Stored rows:
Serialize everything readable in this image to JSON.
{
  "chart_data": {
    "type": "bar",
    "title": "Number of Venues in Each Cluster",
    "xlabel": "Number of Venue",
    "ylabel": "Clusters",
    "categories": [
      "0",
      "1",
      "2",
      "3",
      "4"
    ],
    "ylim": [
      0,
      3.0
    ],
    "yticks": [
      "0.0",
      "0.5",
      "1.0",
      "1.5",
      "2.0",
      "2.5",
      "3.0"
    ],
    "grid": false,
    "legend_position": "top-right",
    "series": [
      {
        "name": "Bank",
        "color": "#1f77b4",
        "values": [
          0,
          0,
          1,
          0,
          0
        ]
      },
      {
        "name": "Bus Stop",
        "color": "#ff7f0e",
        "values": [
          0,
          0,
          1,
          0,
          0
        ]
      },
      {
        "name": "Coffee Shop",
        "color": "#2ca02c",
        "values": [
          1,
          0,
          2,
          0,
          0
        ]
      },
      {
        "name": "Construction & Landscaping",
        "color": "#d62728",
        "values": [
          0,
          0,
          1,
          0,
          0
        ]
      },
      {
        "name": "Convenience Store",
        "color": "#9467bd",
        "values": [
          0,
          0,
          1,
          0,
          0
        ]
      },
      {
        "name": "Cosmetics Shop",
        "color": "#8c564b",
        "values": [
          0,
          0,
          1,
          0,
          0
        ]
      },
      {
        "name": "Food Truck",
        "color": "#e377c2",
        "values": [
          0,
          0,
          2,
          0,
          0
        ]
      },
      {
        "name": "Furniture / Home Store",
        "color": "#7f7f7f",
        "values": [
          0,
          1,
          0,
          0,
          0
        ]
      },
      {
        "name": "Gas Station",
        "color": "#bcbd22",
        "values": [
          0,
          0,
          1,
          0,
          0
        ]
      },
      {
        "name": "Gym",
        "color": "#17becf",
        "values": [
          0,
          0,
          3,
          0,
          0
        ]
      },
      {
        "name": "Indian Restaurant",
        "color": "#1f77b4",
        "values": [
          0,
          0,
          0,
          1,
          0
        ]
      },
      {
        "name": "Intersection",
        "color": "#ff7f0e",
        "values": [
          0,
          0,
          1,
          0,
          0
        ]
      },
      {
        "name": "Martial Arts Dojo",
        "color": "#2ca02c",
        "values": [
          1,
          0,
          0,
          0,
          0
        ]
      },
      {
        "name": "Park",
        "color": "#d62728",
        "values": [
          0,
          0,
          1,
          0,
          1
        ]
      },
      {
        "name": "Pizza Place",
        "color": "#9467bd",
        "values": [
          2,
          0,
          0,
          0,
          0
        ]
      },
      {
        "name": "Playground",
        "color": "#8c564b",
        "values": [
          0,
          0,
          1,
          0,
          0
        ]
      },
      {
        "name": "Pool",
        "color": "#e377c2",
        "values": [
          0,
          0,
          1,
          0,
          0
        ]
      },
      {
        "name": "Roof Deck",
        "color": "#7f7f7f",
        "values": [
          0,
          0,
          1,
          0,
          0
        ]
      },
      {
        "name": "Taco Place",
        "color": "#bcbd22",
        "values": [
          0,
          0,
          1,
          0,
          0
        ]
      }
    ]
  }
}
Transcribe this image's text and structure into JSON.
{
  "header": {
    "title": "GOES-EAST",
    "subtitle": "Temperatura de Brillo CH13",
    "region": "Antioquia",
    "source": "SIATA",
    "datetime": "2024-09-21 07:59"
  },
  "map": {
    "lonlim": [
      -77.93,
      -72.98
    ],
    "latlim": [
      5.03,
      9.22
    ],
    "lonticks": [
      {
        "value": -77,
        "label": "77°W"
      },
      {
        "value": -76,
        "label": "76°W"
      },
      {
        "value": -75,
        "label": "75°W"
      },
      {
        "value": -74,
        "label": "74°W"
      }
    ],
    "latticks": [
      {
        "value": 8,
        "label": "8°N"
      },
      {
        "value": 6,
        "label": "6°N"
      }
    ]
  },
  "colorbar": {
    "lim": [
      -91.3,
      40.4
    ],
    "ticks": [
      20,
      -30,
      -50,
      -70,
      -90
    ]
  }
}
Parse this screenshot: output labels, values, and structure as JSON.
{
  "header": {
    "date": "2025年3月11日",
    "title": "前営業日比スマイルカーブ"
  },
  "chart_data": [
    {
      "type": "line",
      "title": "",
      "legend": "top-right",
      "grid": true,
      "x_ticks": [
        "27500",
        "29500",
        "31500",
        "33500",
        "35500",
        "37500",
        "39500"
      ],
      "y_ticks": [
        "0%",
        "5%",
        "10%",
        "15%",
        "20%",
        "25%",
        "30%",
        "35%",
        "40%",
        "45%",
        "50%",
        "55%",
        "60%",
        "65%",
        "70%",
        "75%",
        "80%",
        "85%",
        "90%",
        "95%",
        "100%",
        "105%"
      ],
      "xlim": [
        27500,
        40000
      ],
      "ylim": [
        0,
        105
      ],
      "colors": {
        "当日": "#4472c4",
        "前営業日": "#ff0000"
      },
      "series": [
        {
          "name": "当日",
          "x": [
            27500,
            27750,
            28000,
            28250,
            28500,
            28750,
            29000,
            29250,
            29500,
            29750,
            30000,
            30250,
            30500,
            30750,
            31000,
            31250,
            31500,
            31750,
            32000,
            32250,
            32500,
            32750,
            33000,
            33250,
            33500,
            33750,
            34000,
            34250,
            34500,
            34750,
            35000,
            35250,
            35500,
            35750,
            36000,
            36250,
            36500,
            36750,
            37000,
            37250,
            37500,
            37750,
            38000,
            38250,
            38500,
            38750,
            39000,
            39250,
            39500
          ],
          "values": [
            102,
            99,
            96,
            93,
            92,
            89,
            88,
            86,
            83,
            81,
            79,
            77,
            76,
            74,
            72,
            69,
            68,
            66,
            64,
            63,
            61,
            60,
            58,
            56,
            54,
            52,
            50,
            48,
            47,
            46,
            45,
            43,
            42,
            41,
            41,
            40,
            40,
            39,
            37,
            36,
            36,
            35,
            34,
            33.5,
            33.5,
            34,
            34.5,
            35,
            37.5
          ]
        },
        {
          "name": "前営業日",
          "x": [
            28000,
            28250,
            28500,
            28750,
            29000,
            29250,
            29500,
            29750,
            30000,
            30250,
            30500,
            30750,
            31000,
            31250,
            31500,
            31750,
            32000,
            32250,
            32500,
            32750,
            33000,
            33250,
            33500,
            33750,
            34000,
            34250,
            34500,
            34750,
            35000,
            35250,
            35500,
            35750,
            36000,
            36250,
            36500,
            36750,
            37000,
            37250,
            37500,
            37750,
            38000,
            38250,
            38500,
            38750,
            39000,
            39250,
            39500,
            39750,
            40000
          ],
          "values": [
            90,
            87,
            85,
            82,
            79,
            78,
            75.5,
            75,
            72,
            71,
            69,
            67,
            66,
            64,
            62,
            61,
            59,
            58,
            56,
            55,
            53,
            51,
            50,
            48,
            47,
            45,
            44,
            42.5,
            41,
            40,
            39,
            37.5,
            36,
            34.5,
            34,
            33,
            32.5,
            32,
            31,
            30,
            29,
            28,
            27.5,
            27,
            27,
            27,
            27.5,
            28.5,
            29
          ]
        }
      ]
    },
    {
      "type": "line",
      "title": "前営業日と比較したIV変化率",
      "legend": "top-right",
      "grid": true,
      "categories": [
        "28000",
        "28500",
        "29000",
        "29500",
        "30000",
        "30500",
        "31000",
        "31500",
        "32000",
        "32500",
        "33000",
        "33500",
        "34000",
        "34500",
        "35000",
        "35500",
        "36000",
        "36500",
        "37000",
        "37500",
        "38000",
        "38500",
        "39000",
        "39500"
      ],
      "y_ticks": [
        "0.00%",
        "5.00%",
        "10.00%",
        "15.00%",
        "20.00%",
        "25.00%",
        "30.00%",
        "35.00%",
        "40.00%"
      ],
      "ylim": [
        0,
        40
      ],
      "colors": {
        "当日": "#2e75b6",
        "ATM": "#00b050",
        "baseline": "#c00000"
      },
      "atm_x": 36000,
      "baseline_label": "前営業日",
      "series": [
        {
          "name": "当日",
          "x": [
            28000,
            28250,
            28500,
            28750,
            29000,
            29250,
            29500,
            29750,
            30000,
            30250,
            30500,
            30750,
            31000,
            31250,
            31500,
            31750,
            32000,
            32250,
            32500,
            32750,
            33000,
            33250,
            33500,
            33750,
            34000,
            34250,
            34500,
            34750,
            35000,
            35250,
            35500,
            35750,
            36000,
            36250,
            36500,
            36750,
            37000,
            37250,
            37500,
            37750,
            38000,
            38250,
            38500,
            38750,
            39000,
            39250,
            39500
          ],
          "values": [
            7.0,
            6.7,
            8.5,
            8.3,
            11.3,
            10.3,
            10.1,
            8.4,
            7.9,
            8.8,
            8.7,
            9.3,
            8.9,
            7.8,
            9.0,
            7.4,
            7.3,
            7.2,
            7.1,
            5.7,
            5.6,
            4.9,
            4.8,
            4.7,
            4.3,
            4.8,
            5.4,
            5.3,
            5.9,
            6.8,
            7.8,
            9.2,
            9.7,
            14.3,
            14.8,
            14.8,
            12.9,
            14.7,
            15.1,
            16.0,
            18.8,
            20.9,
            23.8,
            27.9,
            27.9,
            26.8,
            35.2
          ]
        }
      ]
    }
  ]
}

Work to be completed: Reply with nothing but a number: how many lines of the entries above contain the string "structure"?

Expected answer: 2